WHAT NEEDS TO BE DONE:
Skip every picture and transcribe the remaining material exactly.

>> begin DATA LINES

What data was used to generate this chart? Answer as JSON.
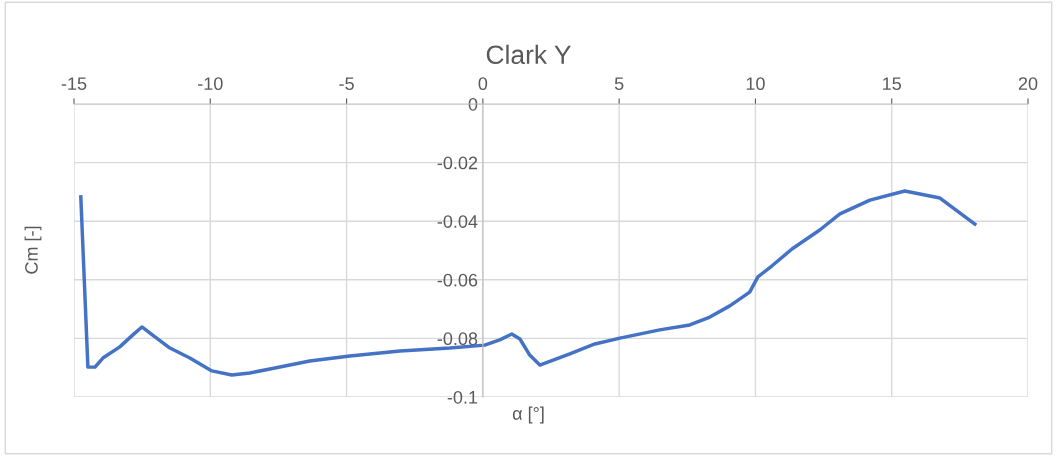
{
  "chart_data": {
    "type": "line",
    "title": "Clark Y",
    "xlabel": "α [°]",
    "ylabel": "Cm [-]",
    "series": [
      {
        "color": "#4472c4",
        "x": [
          -14.75,
          -14.49,
          -14.23,
          -13.94,
          -13.32,
          -12.84,
          -12.51,
          -12.03,
          -11.48,
          -10.75,
          -9.94,
          -9.21,
          -8.55,
          -7.63,
          -6.35,
          -4.88,
          -3.04,
          -1.21,
          0.07,
          0.62,
          1.06,
          1.36,
          1.72,
          2.09,
          3.19,
          4.11,
          5.03,
          6.49,
          7.59,
          8.33,
          9.06,
          9.79,
          10.09,
          10.6,
          11.34,
          12.36,
          13.1,
          14.2,
          15.48,
          16.77,
          18.05
        ],
        "values": [
          -0.0317,
          -0.0898,
          -0.0898,
          -0.0867,
          -0.0829,
          -0.0788,
          -0.0761,
          -0.0795,
          -0.0833,
          -0.0867,
          -0.0911,
          -0.0925,
          -0.0918,
          -0.0901,
          -0.0877,
          -0.086,
          -0.0843,
          -0.0833,
          -0.0823,
          -0.0805,
          -0.0785,
          -0.0802,
          -0.0857,
          -0.0891,
          -0.0853,
          -0.0819,
          -0.0799,
          -0.0771,
          -0.0754,
          -0.0727,
          -0.0689,
          -0.0642,
          -0.059,
          -0.0553,
          -0.0495,
          -0.043,
          -0.0375,
          -0.0328,
          -0.0297,
          -0.0321,
          -0.041
        ]
      }
    ],
    "xlim": [
      -15,
      20
    ],
    "xticks": [
      -15,
      -10,
      -5,
      0,
      5,
      10,
      15,
      20
    ],
    "ylim": [
      -0.1,
      0
    ],
    "yticks": [
      -0.1,
      -0.08,
      -0.06,
      -0.04,
      -0.02,
      0
    ],
    "grid": true,
    "marker": "none",
    "line_style": "solid"
  }
}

>> end DATA LINES

REPLY TO THE EXERCISE:
What data was used to generate this chart? Answer as JSON.
{
  "chart_data": {
    "type": "line",
    "title": "Clark Y",
    "xlabel": "α [°]",
    "ylabel": "Cm [-]",
    "series": [
      {
        "color": "#4472c4",
        "x": [
          -14.75,
          -14.49,
          -14.23,
          -13.94,
          -13.32,
          -12.84,
          -12.51,
          -12.03,
          -11.48,
          -10.75,
          -9.94,
          -9.21,
          -8.55,
          -7.63,
          -6.35,
          -4.88,
          -3.04,
          -1.21,
          0.07,
          0.62,
          1.06,
          1.36,
          1.72,
          2.09,
          3.19,
          4.11,
          5.03,
          6.49,
          7.59,
          8.33,
          9.06,
          9.79,
          10.09,
          10.6,
          11.34,
          12.36,
          13.1,
          14.2,
          15.48,
          16.77,
          18.05
        ],
        "values": [
          -0.0317,
          -0.0898,
          -0.0898,
          -0.0867,
          -0.0829,
          -0.0788,
          -0.0761,
          -0.0795,
          -0.0833,
          -0.0867,
          -0.0911,
          -0.0925,
          -0.0918,
          -0.0901,
          -0.0877,
          -0.086,
          -0.0843,
          -0.0833,
          -0.0823,
          -0.0805,
          -0.0785,
          -0.0802,
          -0.0857,
          -0.0891,
          -0.0853,
          -0.0819,
          -0.0799,
          -0.0771,
          -0.0754,
          -0.0727,
          -0.0689,
          -0.0642,
          -0.059,
          -0.0553,
          -0.0495,
          -0.043,
          -0.0375,
          -0.0328,
          -0.0297,
          -0.0321,
          -0.041
        ]
      }
    ],
    "xlim": [
      -15,
      20
    ],
    "xticks": [
      -15,
      -10,
      -5,
      0,
      5,
      10,
      15,
      20
    ],
    "ylim": [
      -0.1,
      0
    ],
    "yticks": [
      -0.1,
      -0.08,
      -0.06,
      -0.04,
      -0.02,
      0
    ],
    "grid": true,
    "marker": "none",
    "line_style": "solid"
  }
}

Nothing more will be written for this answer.